**Passage given:**
This paper is an atempt to give an overview of the NOAA Storm Database and answer some basic questions about severe weather events. It uses data from U.S. National Oceanic and Atmospheric Administration’s (NOAA) storm database. It try to analyses which types of events are most harmful with respect to population health and which are for economic loss. We find that tornado is most harmful for population health considering both injuries and fatality. For economic losses in general, flood stands first, followed by hurricane/typhoon. For crop loss, it is drought and for housing loss, it is tornado again. Tornado’s are by far the highest cause for injuries (#1), and second in fatalities, whilst heat & drought cause the most fatalities.
This is taking considerable amount of time to load so we’ll cache the data
# Loading and preprocessing the data
# Load CRAN modules
library(downloader)
library(knitr)
library(datasets)
library(ggplot2)
library(rmarkdown)
# Step 1: Download the storm data set if not avaliable in default location
Url <- "https://d396qusza40orc.cloudfront.net/repdata%2Fdata%2FStormData.csv.bz2"
# Check if bz2 has already been downloaded working directory?

(Element and coordinate records)

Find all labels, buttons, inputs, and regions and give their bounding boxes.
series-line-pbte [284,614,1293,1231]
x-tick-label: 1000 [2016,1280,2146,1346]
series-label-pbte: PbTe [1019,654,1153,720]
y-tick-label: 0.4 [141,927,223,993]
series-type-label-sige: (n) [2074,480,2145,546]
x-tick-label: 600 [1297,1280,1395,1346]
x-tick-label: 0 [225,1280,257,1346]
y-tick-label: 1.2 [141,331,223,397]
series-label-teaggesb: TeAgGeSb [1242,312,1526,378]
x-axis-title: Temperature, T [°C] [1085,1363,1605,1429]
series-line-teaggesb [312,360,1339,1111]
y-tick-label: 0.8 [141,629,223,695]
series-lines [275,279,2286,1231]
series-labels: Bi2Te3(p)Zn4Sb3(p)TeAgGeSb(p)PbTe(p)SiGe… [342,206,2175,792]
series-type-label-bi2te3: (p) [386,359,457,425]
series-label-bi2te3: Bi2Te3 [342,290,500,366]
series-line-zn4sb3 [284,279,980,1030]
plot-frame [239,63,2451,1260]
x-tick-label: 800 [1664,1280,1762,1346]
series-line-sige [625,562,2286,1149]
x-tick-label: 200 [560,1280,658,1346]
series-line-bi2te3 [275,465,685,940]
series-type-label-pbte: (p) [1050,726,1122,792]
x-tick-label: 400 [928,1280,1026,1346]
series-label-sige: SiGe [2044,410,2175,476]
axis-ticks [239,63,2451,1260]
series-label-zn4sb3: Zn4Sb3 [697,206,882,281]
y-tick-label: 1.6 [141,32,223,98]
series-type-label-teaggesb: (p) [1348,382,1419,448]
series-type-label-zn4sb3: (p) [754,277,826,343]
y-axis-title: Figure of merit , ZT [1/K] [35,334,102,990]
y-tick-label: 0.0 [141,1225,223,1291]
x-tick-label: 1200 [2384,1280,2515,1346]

**What you are asked to do:**
Can you condense the paragraph of the storm analysis that begins "This paper is an" into a short bulleted list that keeps its main facts? Rely only on the storm analysis.

**Worked solution:**
- Overview of the U.S. NOAA storm database, asking which severe weather events most harm population health and which cause the most economic loss.
- Tornadoes are most harmful to population health, considering both injuries and fatalities.
- Floods cause the most economic loss overall, followed by hurricanes/typhoons.
- Drought causes the most crop loss; tornadoes cause the most housing loss.
- Tornadoes are the top cause of injuries and second in fatalities, while heat and drought cause the most fatalities.